→ **DATA TO USE**
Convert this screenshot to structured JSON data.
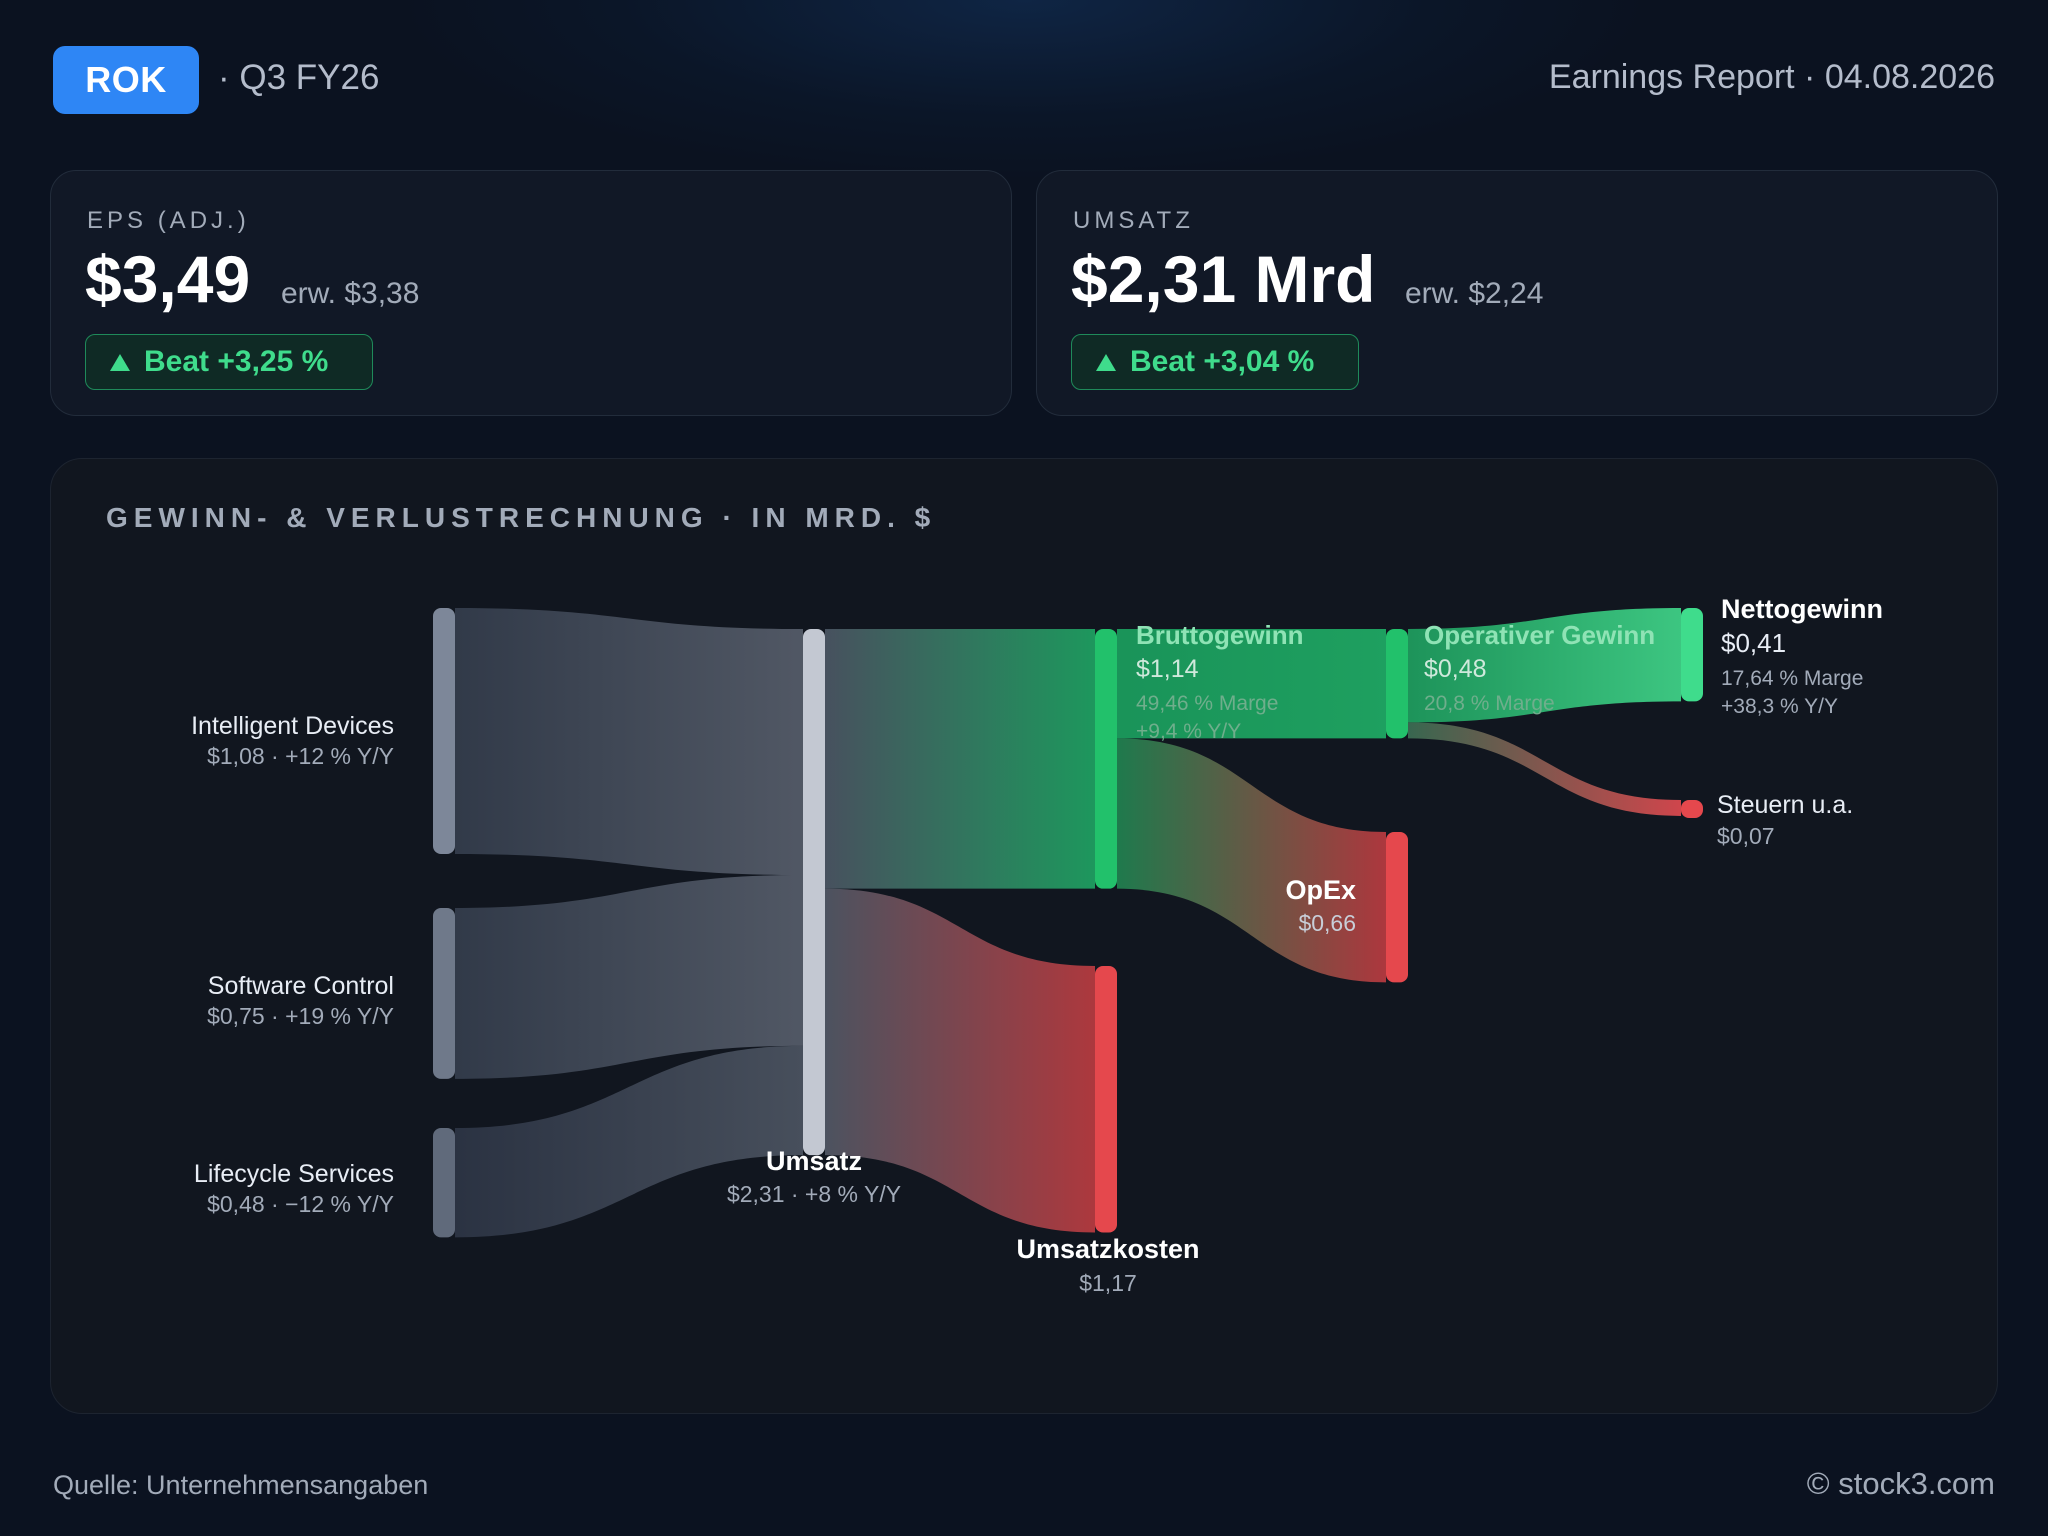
{
  "header": {
    "ticker": "ROK",
    "quarter": "· Q3 FY26",
    "report": "Earnings Report · 04.08.2026"
  },
  "cards": {
    "eps": {
      "label": "EPS (ADJ.)",
      "value": "$3,49",
      "estimate": "erw. $3,38",
      "badge": "Beat +3,25 %"
    },
    "revenue": {
      "label": "UMSATZ",
      "value": "$2,31 Mrd",
      "estimate": "erw. $2,24",
      "badge": "Beat +3,04 %"
    }
  },
  "colors": {
    "accent": "#2e86f5",
    "profit": "#22c16b",
    "cost": "#e5484d",
    "segment": "#7d8799",
    "total": "#c3c8d2"
  },
  "chart_data": {
    "type": "sankey",
    "title": "GEWINN- & VERLUSTRECHNUNG · IN MRD. $",
    "nodes": [
      {
        "id": "id",
        "name": "Intelligent Devices",
        "value": 1.08,
        "label": "$1,08 · +12 % Y/Y"
      },
      {
        "id": "sc",
        "name": "Software Control",
        "value": 0.75,
        "label": "$0,75 · +19 % Y/Y"
      },
      {
        "id": "ls",
        "name": "Lifecycle Services",
        "value": 0.48,
        "label": "$0,48 · −12 % Y/Y"
      },
      {
        "id": "rev",
        "name": "Umsatz",
        "value": 2.31,
        "label": "$2,31 · +8 % Y/Y"
      },
      {
        "id": "gp",
        "name": "Bruttogewinn",
        "value": 1.14,
        "label": "$1,14",
        "sub": [
          "49,46 % Marge",
          "+9,4 % Y/Y"
        ]
      },
      {
        "id": "cogs",
        "name": "Umsatzkosten",
        "value": 1.17,
        "label": "$1,17"
      },
      {
        "id": "op",
        "name": "Operativer Gewinn",
        "value": 0.48,
        "label": "$0,48",
        "sub": [
          "20,8 % Marge"
        ]
      },
      {
        "id": "opex",
        "name": "OpEx",
        "value": 0.66,
        "label": "$0,66"
      },
      {
        "id": "net",
        "name": "Nettogewinn",
        "value": 0.41,
        "label": "$0,41",
        "sub": [
          "17,64 % Marge",
          "+38,3 % Y/Y"
        ]
      },
      {
        "id": "tax",
        "name": "Steuern u.a.",
        "value": 0.07,
        "label": "$0,07"
      }
    ],
    "links": [
      {
        "source": "id",
        "target": "rev",
        "value": 1.08
      },
      {
        "source": "sc",
        "target": "rev",
        "value": 0.75
      },
      {
        "source": "ls",
        "target": "rev",
        "value": 0.48
      },
      {
        "source": "rev",
        "target": "gp",
        "value": 1.14
      },
      {
        "source": "rev",
        "target": "cogs",
        "value": 1.17
      },
      {
        "source": "gp",
        "target": "op",
        "value": 0.48
      },
      {
        "source": "gp",
        "target": "opex",
        "value": 0.66
      },
      {
        "source": "op",
        "target": "net",
        "value": 0.41
      },
      {
        "source": "op",
        "target": "tax",
        "value": 0.07
      }
    ]
  },
  "footer": {
    "source": "Quelle: Unternehmensangaben",
    "copyright": "© stock3.com"
  }
}
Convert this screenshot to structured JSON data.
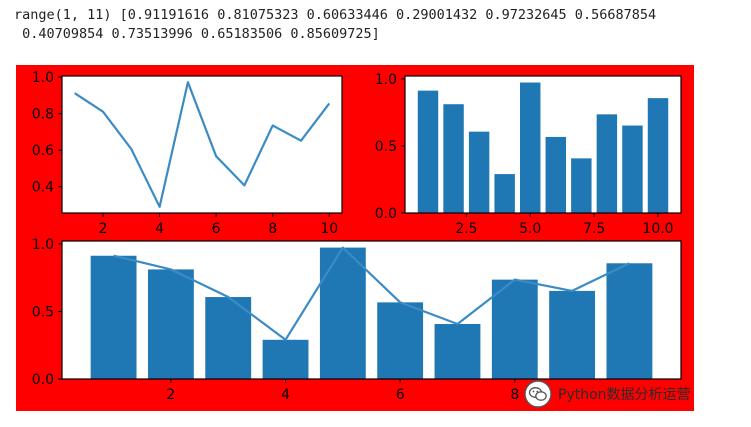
{
  "console": {
    "line1": "range(1, 11) [0.91191616 0.81075323 0.60633446 0.29001432 0.97232645 0.56687854",
    "line2": " 0.40709854 0.73513996 0.65183506 0.85609725]"
  },
  "figure": {
    "facecolor": "#ff0000"
  },
  "watermark": {
    "text": "Python数据分析运营"
  },
  "chart_data": [
    {
      "type": "line",
      "x": [
        1,
        2,
        3,
        4,
        5,
        6,
        7,
        8,
        9,
        10
      ],
      "y": [
        0.91191616,
        0.81075323,
        0.60633446,
        0.29001432,
        0.97232645,
        0.56687854,
        0.40709854,
        0.73513996,
        0.65183506,
        0.85609725
      ],
      "title": "",
      "xlabel": "",
      "ylabel": "",
      "xlim": [
        0.55,
        10.45
      ],
      "ylim": [
        0.256,
        1.006
      ],
      "xticks": [
        "2",
        "4",
        "6",
        "8",
        "10"
      ],
      "yticks": [
        "0.4",
        "0.6",
        "0.8",
        "1.0"
      ],
      "color": "#3c8bc4",
      "grid": false
    },
    {
      "type": "bar",
      "x": [
        1,
        2,
        3,
        4,
        5,
        6,
        7,
        8,
        9,
        10
      ],
      "values": [
        0.91191616,
        0.81075323,
        0.60633446,
        0.29001432,
        0.97232645,
        0.56687854,
        0.40709854,
        0.73513996,
        0.65183506,
        0.85609725
      ],
      "title": "",
      "xlabel": "",
      "ylabel": "",
      "xlim": [
        0.1,
        10.9
      ],
      "ylim": [
        0,
        1.021
      ],
      "xticks": [
        "2.5",
        "5.0",
        "7.5",
        "10.0"
      ],
      "yticks": [
        "0.0",
        "0.5",
        "1.0"
      ],
      "color": "#1f77b4",
      "grid": false
    },
    {
      "type": "bar",
      "x": [
        1,
        2,
        3,
        4,
        5,
        6,
        7,
        8,
        9,
        10
      ],
      "values": [
        0.91191616,
        0.81075323,
        0.60633446,
        0.29001432,
        0.97232645,
        0.56687854,
        0.40709854,
        0.73513996,
        0.65183506,
        0.85609725
      ],
      "overlay_line": [
        0.91191616,
        0.81075323,
        0.60633446,
        0.29001432,
        0.97232645,
        0.56687854,
        0.40709854,
        0.73513996,
        0.65183506,
        0.85609725
      ],
      "title": "",
      "xlabel": "",
      "ylabel": "",
      "xlim": [
        0.1,
        10.9
      ],
      "ylim": [
        0,
        1.021
      ],
      "xticks": [
        "2",
        "4",
        "6",
        "8"
      ],
      "yticks": [
        "0.0",
        "0.5",
        "1.0"
      ],
      "color": "#1f77b4",
      "line_color": "#3c8bc4",
      "grid": false
    }
  ]
}
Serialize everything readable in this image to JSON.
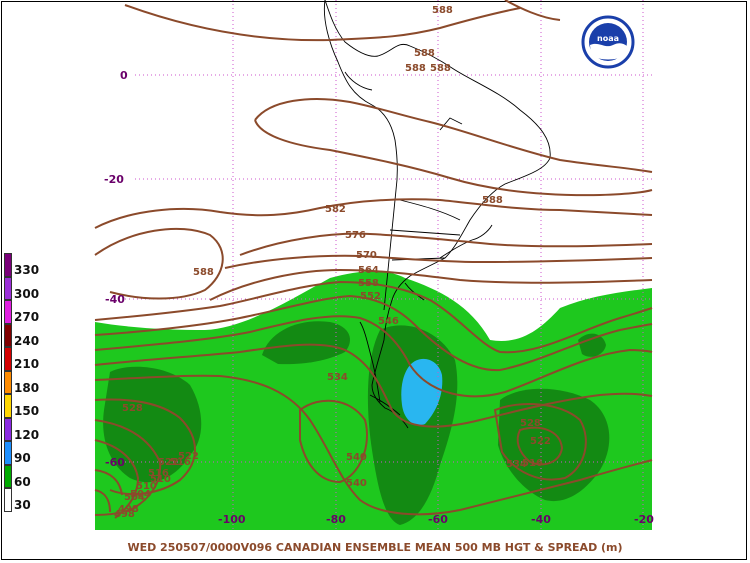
{
  "title": "WED 250507/0000V096  CANADIAN ENSEMBLE MEAN 500 MB HGT & SPREAD (m)",
  "logo_text": "noaa",
  "legend": {
    "levels": [
      {
        "label": "330",
        "color": "#7a0079"
      },
      {
        "label": "300",
        "color": "#9b30d8"
      },
      {
        "label": "270",
        "color": "#e020e0"
      },
      {
        "label": "240",
        "color": "#800000"
      },
      {
        "label": "210",
        "color": "#d40000"
      },
      {
        "label": "180",
        "color": "#ff8c00"
      },
      {
        "label": "150",
        "color": "#ffd700"
      },
      {
        "label": "120",
        "color": "#8b2be2"
      },
      {
        "label": "90",
        "color": "#1e90ff"
      },
      {
        "label": "60",
        "color": "#00aa00"
      },
      {
        "label": "30",
        "color": "#ffffff"
      }
    ]
  },
  "latitude_labels": [
    "0",
    "-20",
    "-40",
    "-60"
  ],
  "longitude_labels": [
    "-100",
    "-80",
    "-60",
    "-40",
    "-20"
  ],
  "contour_labels": [
    "588",
    "588",
    "588",
    "588",
    "588",
    "582",
    "576",
    "570",
    "564",
    "558",
    "552",
    "546",
    "540",
    "534",
    "528",
    "522",
    "516",
    "510",
    "504",
    "498",
    "522",
    "516",
    "534",
    "540",
    "528",
    "522",
    "588",
    "516",
    "510",
    "504",
    "498"
  ],
  "colors": {
    "contour": "#8b4a2b",
    "grid": "#cc55cc",
    "spread_light": "#1ec81e",
    "spread_dark": "#138a13",
    "spread_blue": "#29b6f0",
    "coast": "#000000"
  }
}
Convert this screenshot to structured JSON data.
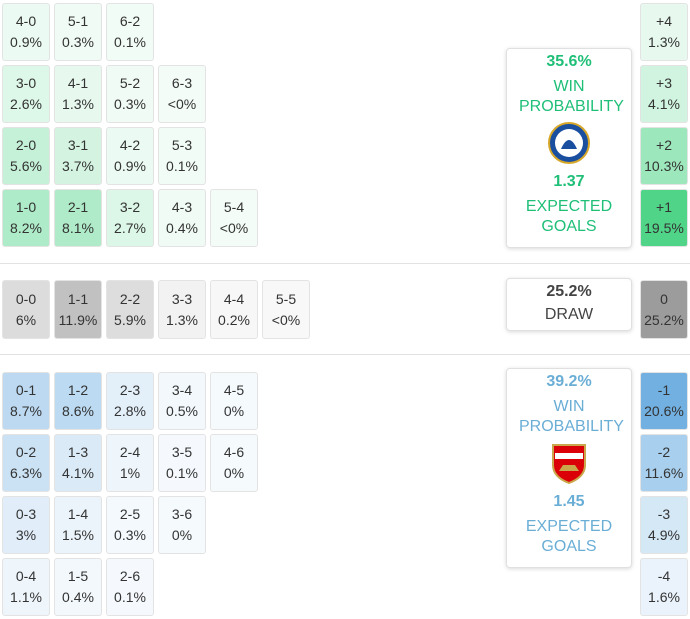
{
  "home": {
    "color": "#2ecc71",
    "rows": [
      [
        {
          "score": "4-0",
          "pct": "0.9%"
        },
        {
          "score": "5-1",
          "pct": "0.3%"
        },
        {
          "score": "6-2",
          "pct": "0.1%"
        }
      ],
      [
        {
          "score": "3-0",
          "pct": "2.6%"
        },
        {
          "score": "4-1",
          "pct": "1.3%"
        },
        {
          "score": "5-2",
          "pct": "0.3%"
        },
        {
          "score": "6-3",
          "pct": "<0%"
        }
      ],
      [
        {
          "score": "2-0",
          "pct": "5.6%"
        },
        {
          "score": "3-1",
          "pct": "3.7%"
        },
        {
          "score": "4-2",
          "pct": "0.9%"
        },
        {
          "score": "5-3",
          "pct": "0.1%"
        }
      ],
      [
        {
          "score": "1-0",
          "pct": "8.2%"
        },
        {
          "score": "2-1",
          "pct": "8.1%"
        },
        {
          "score": "3-2",
          "pct": "2.7%"
        },
        {
          "score": "4-3",
          "pct": "0.4%"
        },
        {
          "score": "5-4",
          "pct": "<0%"
        }
      ]
    ],
    "margins": [
      {
        "score": "+4",
        "pct": "1.3%"
      },
      {
        "score": "+3",
        "pct": "4.1%"
      },
      {
        "score": "+2",
        "pct": "10.3%"
      },
      {
        "score": "+1",
        "pct": "19.5%"
      }
    ],
    "win_probability": "35.6%",
    "win_label": "WIN PROBABILITY",
    "expected_goals": "1.37",
    "xg_label": "EXPECTED GOALS"
  },
  "draw": {
    "color": "#8c8c8c",
    "rows": [
      [
        {
          "score": "0-0",
          "pct": "6%"
        },
        {
          "score": "1-1",
          "pct": "11.9%"
        },
        {
          "score": "2-2",
          "pct": "5.9%"
        },
        {
          "score": "3-3",
          "pct": "1.3%"
        },
        {
          "score": "4-4",
          "pct": "0.2%"
        },
        {
          "score": "5-5",
          "pct": "<0%"
        }
      ]
    ],
    "margins": [
      {
        "score": "0",
        "pct": "25.2%"
      }
    ],
    "probability": "25.2%",
    "label": "DRAW"
  },
  "away": {
    "color": "#5aa3dc",
    "rows": [
      [
        {
          "score": "0-1",
          "pct": "8.7%"
        },
        {
          "score": "1-2",
          "pct": "8.6%"
        },
        {
          "score": "2-3",
          "pct": "2.8%"
        },
        {
          "score": "3-4",
          "pct": "0.5%"
        },
        {
          "score": "4-5",
          "pct": "0%"
        }
      ],
      [
        {
          "score": "0-2",
          "pct": "6.3%"
        },
        {
          "score": "1-3",
          "pct": "4.1%"
        },
        {
          "score": "2-4",
          "pct": "1%"
        },
        {
          "score": "3-5",
          "pct": "0.1%"
        },
        {
          "score": "4-6",
          "pct": "0%"
        }
      ],
      [
        {
          "score": "0-3",
          "pct": "3%"
        },
        {
          "score": "1-4",
          "pct": "1.5%"
        },
        {
          "score": "2-5",
          "pct": "0.3%"
        },
        {
          "score": "3-6",
          "pct": "0%"
        }
      ],
      [
        {
          "score": "0-4",
          "pct": "1.1%"
        },
        {
          "score": "1-5",
          "pct": "0.4%"
        },
        {
          "score": "2-6",
          "pct": "0.1%"
        }
      ]
    ],
    "margins": [
      {
        "score": "-1",
        "pct": "20.6%"
      },
      {
        "score": "-2",
        "pct": "11.6%"
      },
      {
        "score": "-3",
        "pct": "4.9%"
      },
      {
        "score": "-4",
        "pct": "1.6%"
      }
    ],
    "win_probability": "39.2%",
    "win_label": "WIN PROBABILITY",
    "expected_goals": "1.45",
    "xg_label": "EXPECTED GOALS"
  }
}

→ **EXERCISE DETAILS**
Show each line in the entries that holds the string "source".

→ **FINAL RESULT**
        "source": "id",
        "source": "sc",
        "source": "ls",
        "source": "rev",
        "source": "rev",
        "source": "gp",
        "source": "gp",
        "source": "op",
        "source": "op",
    "source": "Quelle: Unternehmensangaben",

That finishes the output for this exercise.